▶ **PROMPT**
Each record below is to be reproduced without any change.

▶ **AVAILABLE RECORDS**
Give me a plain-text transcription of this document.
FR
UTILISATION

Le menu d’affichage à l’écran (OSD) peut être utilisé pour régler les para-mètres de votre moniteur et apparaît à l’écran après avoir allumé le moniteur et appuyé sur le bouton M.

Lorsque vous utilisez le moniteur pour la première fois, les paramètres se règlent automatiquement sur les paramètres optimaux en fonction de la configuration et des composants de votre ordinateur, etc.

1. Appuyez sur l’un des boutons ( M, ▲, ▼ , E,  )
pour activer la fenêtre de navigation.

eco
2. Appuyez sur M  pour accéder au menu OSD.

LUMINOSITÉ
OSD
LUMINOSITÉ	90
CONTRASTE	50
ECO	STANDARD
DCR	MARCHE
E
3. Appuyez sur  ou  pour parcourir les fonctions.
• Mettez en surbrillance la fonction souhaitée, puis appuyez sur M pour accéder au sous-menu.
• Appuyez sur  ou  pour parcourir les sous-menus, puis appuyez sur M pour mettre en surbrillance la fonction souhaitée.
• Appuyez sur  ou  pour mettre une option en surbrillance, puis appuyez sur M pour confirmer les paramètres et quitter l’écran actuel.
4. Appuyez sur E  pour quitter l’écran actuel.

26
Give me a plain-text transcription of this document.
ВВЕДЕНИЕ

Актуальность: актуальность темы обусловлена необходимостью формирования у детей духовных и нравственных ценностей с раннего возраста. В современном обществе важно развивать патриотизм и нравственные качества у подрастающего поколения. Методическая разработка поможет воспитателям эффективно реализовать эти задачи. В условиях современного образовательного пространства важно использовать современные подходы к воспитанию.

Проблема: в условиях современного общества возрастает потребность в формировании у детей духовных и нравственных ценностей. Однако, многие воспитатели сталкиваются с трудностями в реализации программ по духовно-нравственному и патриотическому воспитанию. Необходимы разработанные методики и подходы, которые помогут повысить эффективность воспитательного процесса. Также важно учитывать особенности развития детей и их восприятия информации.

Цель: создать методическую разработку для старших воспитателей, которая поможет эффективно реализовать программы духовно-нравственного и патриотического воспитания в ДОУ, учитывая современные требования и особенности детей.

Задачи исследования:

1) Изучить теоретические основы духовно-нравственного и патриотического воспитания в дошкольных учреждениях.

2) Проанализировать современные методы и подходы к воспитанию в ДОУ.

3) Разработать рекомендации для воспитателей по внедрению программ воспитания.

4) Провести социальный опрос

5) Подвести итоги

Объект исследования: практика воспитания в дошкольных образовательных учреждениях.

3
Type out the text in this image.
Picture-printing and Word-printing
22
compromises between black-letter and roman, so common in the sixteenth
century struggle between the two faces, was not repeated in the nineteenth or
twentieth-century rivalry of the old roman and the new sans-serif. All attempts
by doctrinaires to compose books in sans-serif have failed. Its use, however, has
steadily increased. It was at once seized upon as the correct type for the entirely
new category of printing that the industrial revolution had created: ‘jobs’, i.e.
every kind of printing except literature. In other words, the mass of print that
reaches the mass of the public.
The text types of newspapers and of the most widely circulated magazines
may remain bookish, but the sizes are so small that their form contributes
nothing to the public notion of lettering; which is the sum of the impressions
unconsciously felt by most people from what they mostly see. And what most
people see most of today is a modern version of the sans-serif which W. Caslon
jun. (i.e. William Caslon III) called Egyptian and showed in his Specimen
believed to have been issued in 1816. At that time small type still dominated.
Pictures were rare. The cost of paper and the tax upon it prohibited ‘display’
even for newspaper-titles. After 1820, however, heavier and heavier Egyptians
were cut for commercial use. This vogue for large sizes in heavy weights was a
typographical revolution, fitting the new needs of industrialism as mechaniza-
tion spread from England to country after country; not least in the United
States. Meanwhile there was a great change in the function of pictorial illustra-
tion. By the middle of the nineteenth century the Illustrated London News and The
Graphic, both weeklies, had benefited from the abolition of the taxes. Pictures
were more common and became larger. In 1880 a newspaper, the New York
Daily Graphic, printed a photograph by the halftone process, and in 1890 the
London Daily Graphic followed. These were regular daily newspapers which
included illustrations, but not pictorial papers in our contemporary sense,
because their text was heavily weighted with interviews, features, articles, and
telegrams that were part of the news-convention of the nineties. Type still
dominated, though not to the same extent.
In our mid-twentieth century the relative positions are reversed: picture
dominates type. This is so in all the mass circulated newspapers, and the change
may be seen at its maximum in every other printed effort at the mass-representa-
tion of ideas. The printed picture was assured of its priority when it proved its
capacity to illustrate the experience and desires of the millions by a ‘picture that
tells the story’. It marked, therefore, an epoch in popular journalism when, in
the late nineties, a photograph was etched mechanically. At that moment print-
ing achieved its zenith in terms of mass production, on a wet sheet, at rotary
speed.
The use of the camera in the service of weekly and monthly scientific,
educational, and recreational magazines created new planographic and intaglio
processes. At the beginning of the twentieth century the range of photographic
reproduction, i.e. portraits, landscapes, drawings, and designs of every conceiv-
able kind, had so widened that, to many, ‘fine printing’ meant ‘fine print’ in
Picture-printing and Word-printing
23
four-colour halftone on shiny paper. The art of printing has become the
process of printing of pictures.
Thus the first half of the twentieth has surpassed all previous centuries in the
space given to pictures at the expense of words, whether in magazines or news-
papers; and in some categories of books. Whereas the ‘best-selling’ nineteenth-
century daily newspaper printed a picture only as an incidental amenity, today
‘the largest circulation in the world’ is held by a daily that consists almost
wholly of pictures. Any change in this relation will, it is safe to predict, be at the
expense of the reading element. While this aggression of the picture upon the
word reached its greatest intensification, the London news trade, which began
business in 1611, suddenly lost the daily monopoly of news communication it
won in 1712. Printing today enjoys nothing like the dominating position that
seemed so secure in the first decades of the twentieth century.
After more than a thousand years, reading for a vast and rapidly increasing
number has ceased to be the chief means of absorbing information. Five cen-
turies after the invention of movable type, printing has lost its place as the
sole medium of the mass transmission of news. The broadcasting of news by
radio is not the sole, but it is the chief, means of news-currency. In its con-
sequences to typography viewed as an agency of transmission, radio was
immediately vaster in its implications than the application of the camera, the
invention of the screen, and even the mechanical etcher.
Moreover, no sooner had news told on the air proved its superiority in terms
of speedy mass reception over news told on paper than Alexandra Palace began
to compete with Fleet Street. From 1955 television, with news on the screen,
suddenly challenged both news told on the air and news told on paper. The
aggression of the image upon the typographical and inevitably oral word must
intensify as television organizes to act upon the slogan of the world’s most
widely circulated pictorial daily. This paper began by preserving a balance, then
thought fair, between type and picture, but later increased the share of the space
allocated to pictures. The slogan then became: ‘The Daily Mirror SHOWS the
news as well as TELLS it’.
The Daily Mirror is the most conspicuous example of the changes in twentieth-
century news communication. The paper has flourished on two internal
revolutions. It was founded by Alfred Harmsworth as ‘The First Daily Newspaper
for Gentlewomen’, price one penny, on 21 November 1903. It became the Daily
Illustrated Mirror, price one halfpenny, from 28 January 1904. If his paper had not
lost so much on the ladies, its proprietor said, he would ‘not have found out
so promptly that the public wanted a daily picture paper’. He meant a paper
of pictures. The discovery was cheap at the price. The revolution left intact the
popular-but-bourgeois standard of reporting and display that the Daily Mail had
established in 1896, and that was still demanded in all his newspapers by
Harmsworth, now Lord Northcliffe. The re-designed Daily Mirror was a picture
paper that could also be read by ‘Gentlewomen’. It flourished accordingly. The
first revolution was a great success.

▶ **EXERCISE RESPONSE**
Give me a plain-text transcription of this document.
FR
UTILISATION

Le menu d’affichage à l’écran (OSD) peut être utilisé pour régler les para-mètres de votre moniteur et apparaît à l’écran après avoir allumé le moniteur et appuyé sur le bouton M.

Lorsque vous utilisez le moniteur pour la première fois, les paramètres se règlent automatiquement sur les paramètres optimaux en fonction de la configuration et des composants de votre ordinateur, etc.

1. Appuyez sur l’un des boutons ( M, ▲, ▼ , E,  )
pour activer la fenêtre de navigation.

eco
2. Appuyez sur M  pour accéder au menu OSD.

LUMINOSITÉ
OSD
LUMINOSITÉ	90
CONTRASTE	50
ECO	STANDARD
DCR	MARCHE
E
3. Appuyez sur  ou  pour parcourir les fonctions.
• Mettez en surbrillance la fonction souhaitée, puis appuyez sur M pour accéder au sous-menu.
• Appuyez sur  ou  pour parcourir les sous-menus, puis appuyez sur M pour mettre en surbrillance la fonction souhaitée.
• Appuyez sur  ou  pour mettre une option en surbrillance, puis appuyez sur M pour confirmer les paramètres et quitter l’écran actuel.
4. Appuyez sur E  pour quitter l’écran actuel.

26
Give me a plain-text transcription of this document.
ВВЕДЕНИЕ

Актуальность: актуальность темы обусловлена необходимостью формирования у детей духовных и нравственных ценностей с раннего возраста. В современном обществе важно развивать патриотизм и нравственные качества у подрастающего поколения. Методическая разработка поможет воспитателям эффективно реализовать эти задачи. В условиях современного образовательного пространства важно использовать современные подходы к воспитанию.

Проблема: в условиях современного общества возрастает потребность в формировании у детей духовных и нравственных ценностей. Однако, многие воспитатели сталкиваются с трудностями в реализации программ по духовно-нравственному и патриотическому воспитанию. Необходимы разработанные методики и подходы, которые помогут повысить эффективность воспитательного процесса. Также важно учитывать особенности развития детей и их восприятия информации.

Цель: создать методическую разработку для старших воспитателей, которая поможет эффективно реализовать программы духовно-нравственного и патриотического воспитания в ДОУ, учитывая современные требования и особенности детей.

Задачи исследования:

1) Изучить теоретические основы духовно-нравственного и патриотического воспитания в дошкольных учреждениях.

2) Проанализировать современные методы и подходы к воспитанию в ДОУ.

3) Разработать рекомендации для воспитателей по внедрению программ воспитания.

4) Провести социальный опрос

5) Подвести итоги

Объект исследования: практика воспитания в дошкольных образовательных учреждениях.

3
Type out the text in this image.
Picture-printing and Word-printing
22
compromises between black-letter and roman, so common in the sixteenth
century struggle between the two faces, was not repeated in the nineteenth or
twentieth-century rivalry of the old roman and the new sans-serif. All attempts
by doctrinaires to compose books in sans-serif have failed. Its use, however, has
steadily increased. It was at once seized upon as the correct type for the entirely
new category of printing that the industrial revolution had created: ‘jobs’, i.e.
every kind of printing except literature. In other words, the mass of print that
reaches the mass of the public.
The text types of newspapers and of the most widely circulated magazines
may remain bookish, but the sizes are so small that their form contributes
nothing to the public notion of lettering; which is the sum of the impressions
unconsciously felt by most people from what they mostly see. And what most
people see most of today is a modern version of the sans-serif which W. Caslon
jun. (i.e. William Caslon III) called Egyptian and showed in his Specimen
believed to have been issued in 1816. At that time small type still dominated.
Pictures were rare. The cost of paper and the tax upon it prohibited ‘display’
even for newspaper-titles. After 1820, however, heavier and heavier Egyptians
were cut for commercial use. This vogue for large sizes in heavy weights was a
typographical revolution, fitting the new needs of industrialism as mechaniza-
tion spread from England to country after country; not least in the United
States. Meanwhile there was a great change in the function of pictorial illustra-
tion. By the middle of the nineteenth century the Illustrated London News and The
Graphic, both weeklies, had benefited from the abolition of the taxes. Pictures
were more common and became larger. In 1880 a newspaper, the New York
Daily Graphic, printed a photograph by the halftone process, and in 1890 the
London Daily Graphic followed. These were regular daily newspapers which
included illustrations, but not pictorial papers in our contemporary sense,
because their text was heavily weighted with interviews, features, articles, and
telegrams that were part of the news-convention of the nineties. Type still
dominated, though not to the same extent.
In our mid-twentieth century the relative positions are reversed: picture
dominates type. This is so in all the mass circulated newspapers, and the change
may be seen at its maximum in every other printed effort at the mass-representa-
tion of ideas. The printed picture was assured of its priority when it proved its
capacity to illustrate the experience and desires of the millions by a ‘picture that
tells the story’. It marked, therefore, an epoch in popular journalism when, in
the late nineties, a photograph was etched mechanically. At that moment print-
ing achieved its zenith in terms of mass production, on a wet sheet, at rotary
speed.
The use of the camera in the service of weekly and monthly scientific,
educational, and recreational magazines created new planographic and intaglio
processes. At the beginning of the twentieth century the range of photographic
reproduction, i.e. portraits, landscapes, drawings, and designs of every conceiv-
able kind, had so widened that, to many, ‘fine printing’ meant ‘fine print’ in
Picture-printing and Word-printing
23
four-colour halftone on shiny paper. The art of printing has become the
process of printing of pictures.
Thus the first half of the twentieth has surpassed all previous centuries in the
space given to pictures at the expense of words, whether in magazines or news-
papers; and in some categories of books. Whereas the ‘best-selling’ nineteenth-
century daily newspaper printed a picture only as an incidental amenity, today
‘the largest circulation in the world’ is held by a daily that consists almost
wholly of pictures. Any change in this relation will, it is safe to predict, be at the
expense of the reading element. While this aggression of the picture upon the
word reached its greatest intensification, the London news trade, which began
business in 1611, suddenly lost the daily monopoly of news communication it
won in 1712. Printing today enjoys nothing like the dominating position that
seemed so secure in the first decades of the twentieth century.
After more than a thousand years, reading for a vast and rapidly increasing
number has ceased to be the chief means of absorbing information. Five cen-
turies after the invention of movable type, printing has lost its place as the
sole medium of the mass transmission of news. The broadcasting of news by
radio is not the sole, but it is the chief, means of news-currency. In its con-
sequences to typography viewed as an agency of transmission, radio was
immediately vaster in its implications than the application of the camera, the
invention of the screen, and even the mechanical etcher.
Moreover, no sooner had news told on the air proved its superiority in terms
of speedy mass reception over news told on paper than Alexandra Palace began
to compete with Fleet Street. From 1955 television, with news on the screen,
suddenly challenged both news told on the air and news told on paper. The
aggression of the image upon the typographical and inevitably oral word must
intensify as television organizes to act upon the slogan of the world’s most
widely circulated pictorial daily. This paper began by preserving a balance, then
thought fair, between type and picture, but later increased the share of the space
allocated to pictures. The slogan then became: ‘The Daily Mirror SHOWS the
news as well as TELLS it’.
The Daily Mirror is the most conspicuous example of the changes in twentieth-
century news communication. The paper has flourished on two internal
revolutions. It was founded by Alfred Harmsworth as ‘The First Daily Newspaper
for Gentlewomen’, price one penny, on 21 November 1903. It became the Daily
Illustrated Mirror, price one halfpenny, from 28 January 1904. If his paper had not
lost so much on the ladies, its proprietor said, he would ‘not have found out
so promptly that the public wanted a daily picture paper’. He meant a paper
of pictures. The discovery was cheap at the price. The revolution left intact the
popular-but-bourgeois standard of reporting and display that the Daily Mail had
established in 1896, and that was still demanded in all his newspapers by
Harmsworth, now Lord Northcliffe. The re-designed Daily Mirror was a picture
paper that could also be read by ‘Gentlewomen’. It flourished accordingly. The
first revolution was a great success.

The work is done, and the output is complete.